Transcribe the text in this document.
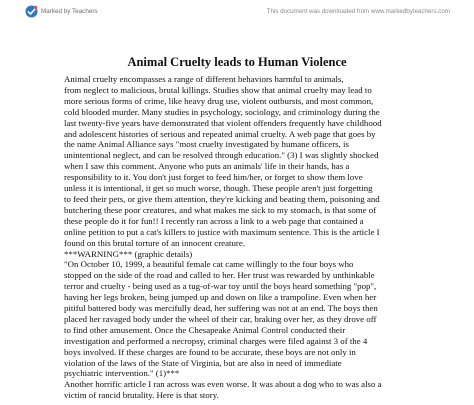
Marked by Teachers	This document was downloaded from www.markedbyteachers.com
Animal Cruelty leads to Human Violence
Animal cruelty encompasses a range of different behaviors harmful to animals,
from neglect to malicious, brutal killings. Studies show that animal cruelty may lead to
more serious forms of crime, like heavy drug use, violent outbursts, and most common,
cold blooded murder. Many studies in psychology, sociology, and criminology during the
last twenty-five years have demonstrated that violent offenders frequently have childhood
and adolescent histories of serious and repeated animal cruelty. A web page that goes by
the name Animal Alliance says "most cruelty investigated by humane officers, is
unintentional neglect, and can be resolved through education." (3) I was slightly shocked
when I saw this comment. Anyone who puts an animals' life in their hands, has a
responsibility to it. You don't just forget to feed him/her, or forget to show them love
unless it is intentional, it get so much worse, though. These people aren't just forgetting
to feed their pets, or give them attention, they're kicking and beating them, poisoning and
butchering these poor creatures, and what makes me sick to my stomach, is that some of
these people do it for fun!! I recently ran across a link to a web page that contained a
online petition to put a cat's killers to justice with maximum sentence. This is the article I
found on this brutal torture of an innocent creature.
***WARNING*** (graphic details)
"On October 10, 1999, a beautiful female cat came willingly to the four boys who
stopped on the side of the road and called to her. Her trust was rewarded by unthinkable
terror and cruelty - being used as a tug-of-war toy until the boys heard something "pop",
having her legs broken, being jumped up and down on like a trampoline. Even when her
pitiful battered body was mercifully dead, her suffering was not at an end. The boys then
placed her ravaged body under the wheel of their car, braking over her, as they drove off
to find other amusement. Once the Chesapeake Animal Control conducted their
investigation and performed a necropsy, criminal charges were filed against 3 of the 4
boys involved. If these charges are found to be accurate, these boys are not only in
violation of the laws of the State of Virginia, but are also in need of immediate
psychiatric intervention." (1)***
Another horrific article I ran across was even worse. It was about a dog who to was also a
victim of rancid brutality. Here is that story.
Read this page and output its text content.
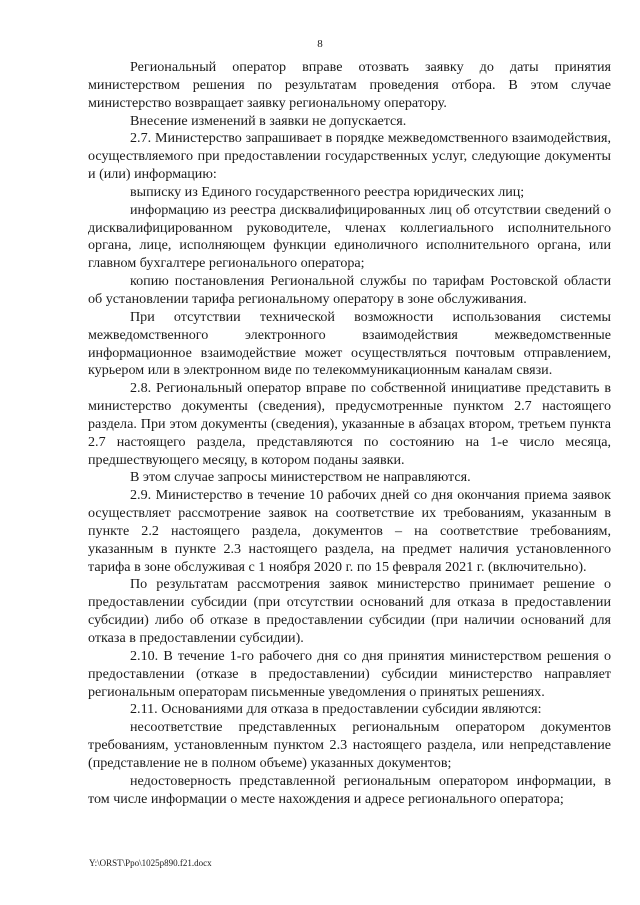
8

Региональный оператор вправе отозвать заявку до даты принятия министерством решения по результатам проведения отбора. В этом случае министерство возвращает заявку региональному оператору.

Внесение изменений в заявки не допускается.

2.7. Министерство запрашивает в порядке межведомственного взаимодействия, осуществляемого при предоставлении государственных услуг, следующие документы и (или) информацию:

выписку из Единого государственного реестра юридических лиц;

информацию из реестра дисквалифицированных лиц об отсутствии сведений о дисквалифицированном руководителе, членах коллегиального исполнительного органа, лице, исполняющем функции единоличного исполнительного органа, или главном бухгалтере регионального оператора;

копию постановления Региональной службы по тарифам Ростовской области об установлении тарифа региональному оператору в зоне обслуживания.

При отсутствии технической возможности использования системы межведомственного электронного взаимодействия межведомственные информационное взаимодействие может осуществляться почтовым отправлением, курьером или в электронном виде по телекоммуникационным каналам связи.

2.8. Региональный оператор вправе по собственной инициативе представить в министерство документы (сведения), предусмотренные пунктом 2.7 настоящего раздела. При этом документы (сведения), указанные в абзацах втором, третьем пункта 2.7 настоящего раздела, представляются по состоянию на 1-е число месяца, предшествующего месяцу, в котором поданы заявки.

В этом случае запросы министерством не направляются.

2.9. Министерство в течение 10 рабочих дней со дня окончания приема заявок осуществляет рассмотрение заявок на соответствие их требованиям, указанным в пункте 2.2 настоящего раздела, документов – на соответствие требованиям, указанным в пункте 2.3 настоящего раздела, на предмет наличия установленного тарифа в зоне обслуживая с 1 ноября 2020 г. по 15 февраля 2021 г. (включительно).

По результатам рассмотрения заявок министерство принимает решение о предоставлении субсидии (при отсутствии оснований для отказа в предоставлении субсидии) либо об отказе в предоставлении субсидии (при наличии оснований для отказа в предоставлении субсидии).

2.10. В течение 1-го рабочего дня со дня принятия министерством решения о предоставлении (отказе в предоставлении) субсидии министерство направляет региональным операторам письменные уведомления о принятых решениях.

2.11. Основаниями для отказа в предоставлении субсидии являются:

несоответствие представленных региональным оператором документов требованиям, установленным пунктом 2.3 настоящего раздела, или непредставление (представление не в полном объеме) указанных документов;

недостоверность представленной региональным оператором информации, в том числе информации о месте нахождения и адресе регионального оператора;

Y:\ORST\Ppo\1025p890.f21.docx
● ● ● ● ●
[To be done]:
Extract each line from the listing that holds the word "animals".

[Finished task]:
Animal cruelty encompasses a range of different behaviors harmful to animals,
when I saw this comment. Anyone who puts an animals' life in their hands, has a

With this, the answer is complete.